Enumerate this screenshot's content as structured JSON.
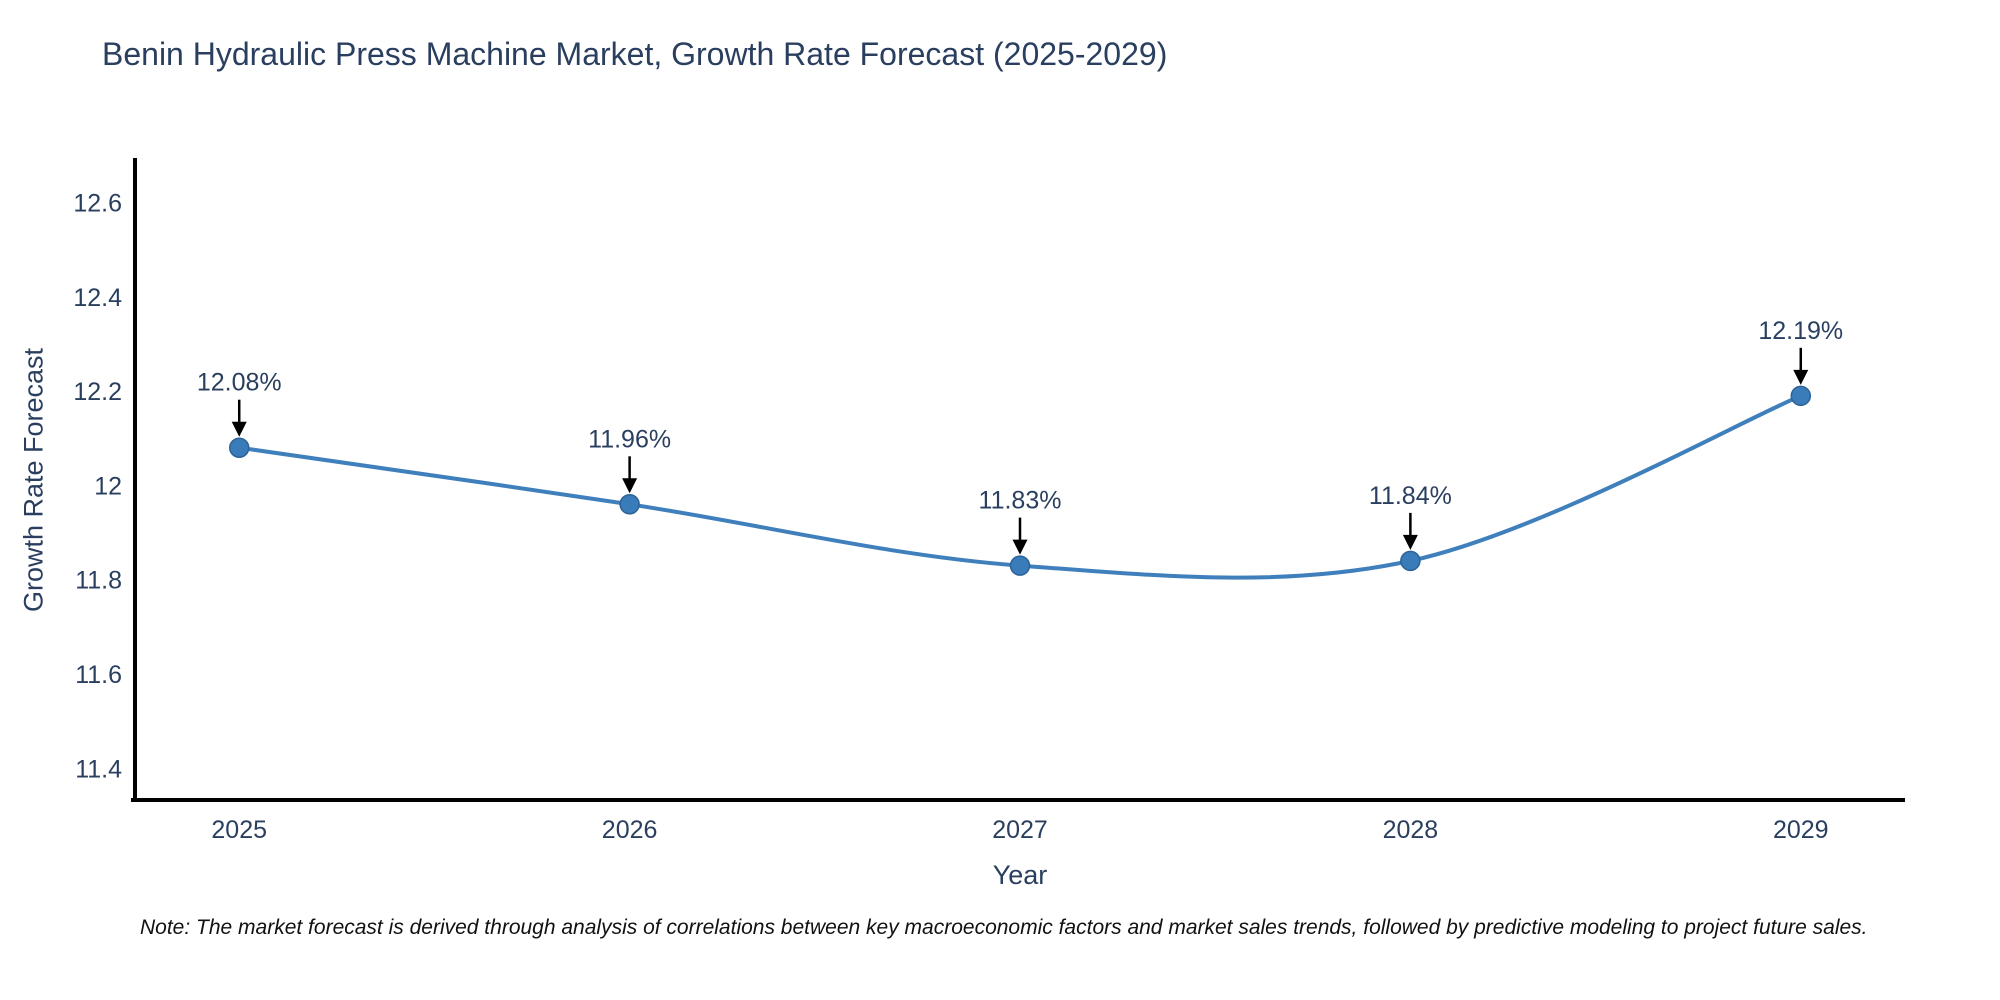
{
  "title": "Benin Hydraulic Press Machine Market, Growth Rate Forecast (2025-2029)",
  "note": "Note: The market forecast is derived through analysis of correlations between key macroeconomic factors and market sales trends, followed by predictive modeling to project future sales.",
  "chart_data": {
    "type": "line",
    "title": "Benin Hydraulic Press Machine Market, Growth Rate Forecast (2025-2029)",
    "xlabel": "Year",
    "ylabel": "Growth Rate Forecast",
    "x": [
      2025,
      2026,
      2027,
      2028,
      2029
    ],
    "series": [
      {
        "name": "Growth Rate Forecast",
        "values": [
          12.08,
          11.96,
          11.83,
          11.84,
          12.19
        ],
        "point_labels": [
          "12.08%",
          "11.96%",
          "11.83%",
          "11.84%",
          "12.19%"
        ]
      }
    ],
    "x_tick_labels": [
      "2025",
      "2026",
      "2027",
      "2028",
      "2029"
    ],
    "y_ticks": [
      11.4,
      11.6,
      11.8,
      12.0,
      12.2,
      12.4,
      12.6
    ],
    "y_tick_labels": [
      "11.4",
      "11.6",
      "11.8",
      "12",
      "12.2",
      "12.4",
      "12.6"
    ],
    "xlim": [
      2024.733,
      2029.267
    ],
    "ylim": [
      11.333,
      12.69
    ],
    "grid": false,
    "legend": "none",
    "line_shape": "spline",
    "colors": {
      "line": "#3f7fbc",
      "marker": "#3a7cba",
      "marker_edge": "#2d6396",
      "arrow": "#000000",
      "axis": "#000000",
      "text": "#2a3f5f",
      "note": "#111111"
    }
  }
}
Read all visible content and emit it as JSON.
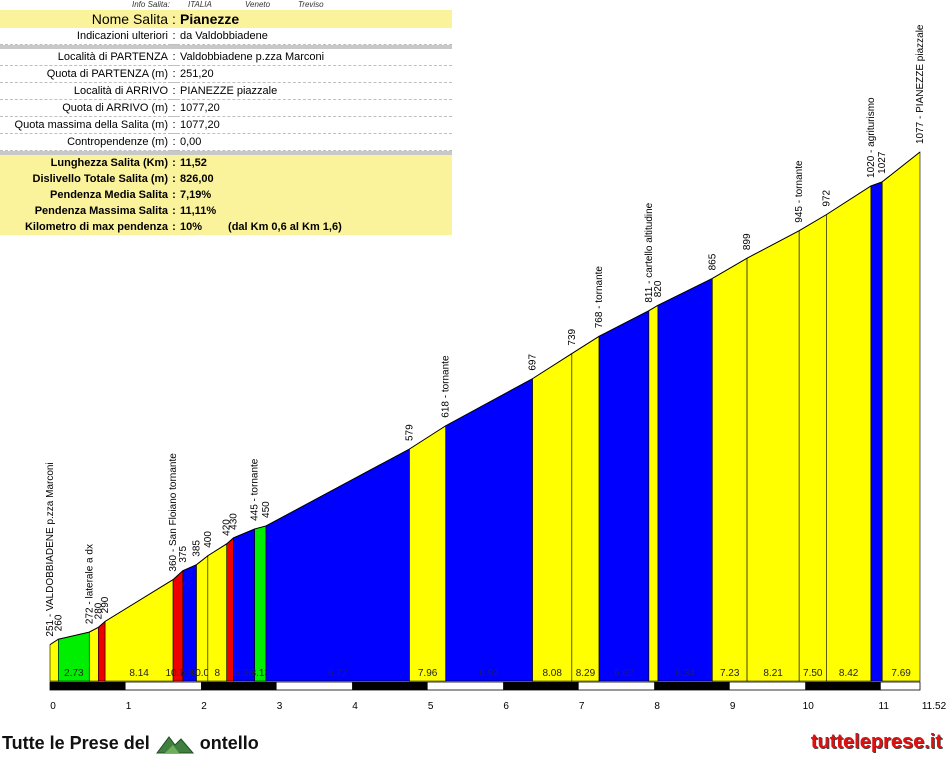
{
  "info_header": {
    "label": "Info Salita:",
    "country": "ITALIA",
    "region": "Veneto",
    "province": "Treviso"
  },
  "info_rows": [
    {
      "label": "Nome Salita",
      "value": "Pianezze",
      "style": "title"
    },
    {
      "label": "Indicazioni ulteriori",
      "value": "da Valdobbiadene",
      "style": "plain"
    },
    {
      "label": "Località di PARTENZA",
      "value": "Valdobbiadene p.zza Marconi",
      "style": "plain"
    },
    {
      "label": "Quota di PARTENZA (m)",
      "value": "251,20",
      "style": "plain"
    },
    {
      "label": "Località di ARRIVO",
      "value": "PIANEZZE piazzale",
      "style": "plain"
    },
    {
      "label": "Quota di ARRIVO (m)",
      "value": "1077,20",
      "style": "plain"
    },
    {
      "label": "Quota massima della Salita (m)",
      "value": "1077,20",
      "style": "plain"
    },
    {
      "label": "Contropendenze (m)",
      "value": "0,00",
      "style": "plain"
    },
    {
      "label": "Lunghezza Salita (Km)",
      "value": "11,52",
      "style": "yellow"
    },
    {
      "label": "Dislivello Totale Salita (m)",
      "value": "826,00",
      "style": "yellow"
    },
    {
      "label": "Pendenza Media Salita",
      "value": "7,19%",
      "style": "yellow"
    },
    {
      "label": "Pendenza Massima Salita",
      "value": "11,11%",
      "style": "yellow"
    },
    {
      "label": "Kilometro di max pendenza",
      "value": "10%",
      "extra": "(dal Km 0,6 al Km 1,6)",
      "style": "yellow"
    }
  ],
  "chart_data": {
    "type": "area",
    "xlabel": "",
    "ylabel": "",
    "xlim": [
      0,
      11.52
    ],
    "x_ticks": [
      "0",
      "1",
      "2",
      "3",
      "4",
      "5",
      "6",
      "7",
      "8",
      "9",
      "10",
      "11",
      "11.52"
    ],
    "slope_colors": {
      "green": "#00ee00",
      "yellow": "#ffff00",
      "blue": "#0000ff",
      "red": "#ee0000"
    },
    "profile": [
      {
        "km": 0.0,
        "alt": 251
      },
      {
        "km": 0.11,
        "alt": 260
      },
      {
        "km": 0.52,
        "alt": 272
      },
      {
        "km": 0.64,
        "alt": 280
      },
      {
        "km": 0.73,
        "alt": 290
      },
      {
        "km": 1.63,
        "alt": 360
      },
      {
        "km": 1.76,
        "alt": 375
      },
      {
        "km": 1.94,
        "alt": 385
      },
      {
        "km": 2.09,
        "alt": 400
      },
      {
        "km": 2.34,
        "alt": 420
      },
      {
        "km": 2.43,
        "alt": 430
      },
      {
        "km": 2.71,
        "alt": 445
      },
      {
        "km": 2.86,
        "alt": 450
      },
      {
        "km": 4.76,
        "alt": 579
      },
      {
        "km": 5.24,
        "alt": 618
      },
      {
        "km": 6.39,
        "alt": 697
      },
      {
        "km": 6.91,
        "alt": 739
      },
      {
        "km": 7.27,
        "alt": 768
      },
      {
        "km": 7.93,
        "alt": 811
      },
      {
        "km": 8.05,
        "alt": 820
      },
      {
        "km": 8.77,
        "alt": 865
      },
      {
        "km": 9.23,
        "alt": 899
      },
      {
        "km": 9.92,
        "alt": 945
      },
      {
        "km": 10.28,
        "alt": 972
      },
      {
        "km": 10.87,
        "alt": 1020
      },
      {
        "km": 11.02,
        "alt": 1027
      },
      {
        "km": 11.52,
        "alt": 1077
      }
    ],
    "segments": [
      {
        "color": "yellow",
        "grade": ""
      },
      {
        "color": "green",
        "grade": "2.73"
      },
      {
        "color": "yellow",
        "grade": ""
      },
      {
        "color": "red",
        "grade": ""
      },
      {
        "color": "yellow",
        "grade": "8.14"
      },
      {
        "color": "red",
        "grade": "10.71"
      },
      {
        "color": "blue",
        "grade": "5.88"
      },
      {
        "color": "yellow",
        "grade": "10.00"
      },
      {
        "color": "yellow",
        "grade": "8"
      },
      {
        "color": "red",
        "grade": ""
      },
      {
        "color": "blue",
        "grade": "5.36"
      },
      {
        "color": "green",
        "grade": "3.13"
      },
      {
        "color": "blue",
        "grade": "6.72"
      },
      {
        "color": "yellow",
        "grade": "7.96"
      },
      {
        "color": "blue",
        "grade": "6.92"
      },
      {
        "color": "yellow",
        "grade": "8.08"
      },
      {
        "color": "yellow",
        "grade": "8.29"
      },
      {
        "color": "blue",
        "grade": "6.62"
      },
      {
        "color": "yellow",
        "grade": ""
      },
      {
        "color": "blue",
        "grade": "6.34"
      },
      {
        "color": "yellow",
        "grade": "7.23"
      },
      {
        "color": "yellow",
        "grade": "8.21"
      },
      {
        "color": "yellow",
        "grade": "7.50"
      },
      {
        "color": "yellow",
        "grade": "8.42"
      },
      {
        "color": "blue",
        "grade": ""
      },
      {
        "color": "yellow",
        "grade": "7.69"
      }
    ],
    "point_labels": [
      "251 - VALDOBBIADENE p.zza Marconi",
      "260",
      "272 - laterale a dx",
      "280",
      "290",
      "360 - San Floiano tornante",
      "375",
      "385",
      "400",
      "420",
      "430",
      "445 - tornante",
      "450",
      "579",
      "618 - tornante",
      "697",
      "739",
      "768 - tornante",
      "811 - cartello altitudine",
      "820",
      "865",
      "899",
      "945 - tornante",
      "972",
      "1020 - agriturismo",
      "1027",
      "1077 - PIANEZZE piazzale"
    ]
  },
  "footer": {
    "brand_left": "Tutte le Prese del",
    "brand_right": "ontello",
    "site": "tutteleprese.it"
  }
}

Problem to work on – Restate the entire listing word for word, excluding pictures.

Complete output –
Enumerate this screenshot's content as structured JSON.
{
  "title": "Benin Hydraulic Press Machine Market, Growth Rate Forecast (2025-2029)",
  "note": "Note: The market forecast is derived through analysis of correlations between key macroeconomic factors and market sales trends, followed by predictive modeling to project future sales.",
  "chart_data": {
    "type": "line",
    "title": "Benin Hydraulic Press Machine Market, Growth Rate Forecast (2025-2029)",
    "xlabel": "Year",
    "ylabel": "Growth Rate Forecast",
    "x": [
      2025,
      2026,
      2027,
      2028,
      2029
    ],
    "series": [
      {
        "name": "Growth Rate Forecast",
        "values": [
          12.08,
          11.96,
          11.83,
          11.84,
          12.19
        ],
        "point_labels": [
          "12.08%",
          "11.96%",
          "11.83%",
          "11.84%",
          "12.19%"
        ]
      }
    ],
    "x_tick_labels": [
      "2025",
      "2026",
      "2027",
      "2028",
      "2029"
    ],
    "y_ticks": [
      11.4,
      11.6,
      11.8,
      12.0,
      12.2,
      12.4,
      12.6
    ],
    "y_tick_labels": [
      "11.4",
      "11.6",
      "11.8",
      "12",
      "12.2",
      "12.4",
      "12.6"
    ],
    "xlim": [
      2024.733,
      2029.267
    ],
    "ylim": [
      11.333,
      12.69
    ],
    "grid": false,
    "legend": "none",
    "line_shape": "spline",
    "colors": {
      "line": "#3f7fbc",
      "marker": "#3a7cba",
      "marker_edge": "#2d6396",
      "arrow": "#000000",
      "axis": "#000000",
      "text": "#2a3f5f",
      "note": "#111111"
    }
  }
}
Read all visible content and emit it as JSON.
{
  "info_header": {
    "label": "Info Salita:",
    "country": "ITALIA",
    "region": "Veneto",
    "province": "Treviso"
  },
  "info_rows": [
    {
      "label": "Nome Salita",
      "value": "Pianezze",
      "style": "title"
    },
    {
      "label": "Indicazioni ulteriori",
      "value": "da Valdobbiadene",
      "style": "plain"
    },
    {
      "label": "Località di PARTENZA",
      "value": "Valdobbiadene p.zza Marconi",
      "style": "plain"
    },
    {
      "label": "Quota di PARTENZA (m)",
      "value": "251,20",
      "style": "plain"
    },
    {
      "label": "Località di ARRIVO",
      "value": "PIANEZZE piazzale",
      "style": "plain"
    },
    {
      "label": "Quota di ARRIVO (m)",
      "value": "1077,20",
      "style": "plain"
    },
    {
      "label": "Quota massima della Salita (m)",
      "value": "1077,20",
      "style": "plain"
    },
    {
      "label": "Contropendenze (m)",
      "value": "0,00",
      "style": "plain"
    },
    {
      "label": "Lunghezza Salita (Km)",
      "value": "11,52",
      "style": "yellow"
    },
    {
      "label": "Dislivello Totale Salita (m)",
      "value": "826,00",
      "style": "yellow"
    },
    {
      "label": "Pendenza Media Salita",
      "value": "7,19%",
      "style": "yellow"
    },
    {
      "label": "Pendenza Massima Salita",
      "value": "11,11%",
      "style": "yellow"
    },
    {
      "label": "Kilometro di max pendenza",
      "value": "10%",
      "extra": "(dal Km 0,6 al Km 1,6)",
      "style": "yellow"
    }
  ],
  "chart_data": {
    "type": "area",
    "xlabel": "",
    "ylabel": "",
    "xlim": [
      0,
      11.52
    ],
    "x_ticks": [
      "0",
      "1",
      "2",
      "3",
      "4",
      "5",
      "6",
      "7",
      "8",
      "9",
      "10",
      "11",
      "11.52"
    ],
    "slope_colors": {
      "green": "#00ee00",
      "yellow": "#ffff00",
      "blue": "#0000ff",
      "red": "#ee0000"
    },
    "profile": [
      {
        "km": 0.0,
        "alt": 251
      },
      {
        "km": 0.11,
        "alt": 260
      },
      {
        "km": 0.52,
        "alt": 272
      },
      {
        "km": 0.64,
        "alt": 280
      },
      {
        "km": 0.73,
        "alt": 290
      },
      {
        "km": 1.63,
        "alt": 360
      },
      {
        "km": 1.76,
        "alt": 375
      },
      {
        "km": 1.94,
        "alt": 385
      },
      {
        "km": 2.09,
        "alt": 400
      },
      {
        "km": 2.34,
        "alt": 420
      },
      {
        "km": 2.43,
        "alt": 430
      },
      {
        "km": 2.71,
        "alt": 445
      },
      {
        "km": 2.86,
        "alt": 450
      },
      {
        "km": 4.76,
        "alt": 579
      },
      {
        "km": 5.24,
        "alt": 618
      },
      {
        "km": 6.39,
        "alt": 697
      },
      {
        "km": 6.91,
        "alt": 739
      },
      {
        "km": 7.27,
        "alt": 768
      },
      {
        "km": 7.93,
        "alt": 811
      },
      {
        "km": 8.05,
        "alt": 820
      },
      {
        "km": 8.77,
        "alt": 865
      },
      {
        "km": 9.23,
        "alt": 899
      },
      {
        "km": 9.92,
        "alt": 945
      },
      {
        "km": 10.28,
        "alt": 972
      },
      {
        "km": 10.87,
        "alt": 1020
      },
      {
        "km": 11.02,
        "alt": 1027
      },
      {
        "km": 11.52,
        "alt": 1077
      }
    ],
    "segments": [
      {
        "color": "yellow",
        "grade": ""
      },
      {
        "color": "green",
        "grade": "2.73"
      },
      {
        "color": "yellow",
        "grade": ""
      },
      {
        "color": "red",
        "grade": ""
      },
      {
        "color": "yellow",
        "grade": "8.14"
      },
      {
        "color": "red",
        "grade": "10.71"
      },
      {
        "color": "blue",
        "grade": "5.88"
      },
      {
        "color": "yellow",
        "grade": "10.00"
      },
      {
        "color": "yellow",
        "grade": "8"
      },
      {
        "color": "red",
        "grade": ""
      },
      {
        "color": "blue",
        "grade": "5.36"
      },
      {
        "color": "green",
        "grade": "3.13"
      },
      {
        "color": "blue",
        "grade": "6.72"
      },
      {
        "color": "yellow",
        "grade": "7.96"
      },
      {
        "color": "blue",
        "grade": "6.92"
      },
      {
        "color": "yellow",
        "grade": "8.08"
      },
      {
        "color": "yellow",
        "grade": "8.29"
      },
      {
        "color": "blue",
        "grade": "6.62"
      },
      {
        "color": "yellow",
        "grade": ""
      },
      {
        "color": "blue",
        "grade": "6.34"
      },
      {
        "color": "yellow",
        "grade": "7.23"
      },
      {
        "color": "yellow",
        "grade": "8.21"
      },
      {
        "color": "yellow",
        "grade": "7.50"
      },
      {
        "color": "yellow",
        "grade": "8.42"
      },
      {
        "color": "blue",
        "grade": ""
      },
      {
        "color": "yellow",
        "grade": "7.69"
      }
    ],
    "point_labels": [
      "251 - VALDOBBIADENE p.zza Marconi",
      "260",
      "272 - laterale a dx",
      "280",
      "290",
      "360 - San Floiano tornante",
      "375",
      "385",
      "400",
      "420",
      "430",
      "445 - tornante",
      "450",
      "579",
      "618 - tornante",
      "697",
      "739",
      "768 - tornante",
      "811 - cartello altitudine",
      "820",
      "865",
      "899",
      "945 - tornante",
      "972",
      "1020 - agriturismo",
      "1027",
      "1077 - PIANEZZE piazzale"
    ]
  },
  "footer": {
    "brand_left": "Tutte le Prese del",
    "brand_right": "ontello",
    "site": "tutteleprese.it"
  }
}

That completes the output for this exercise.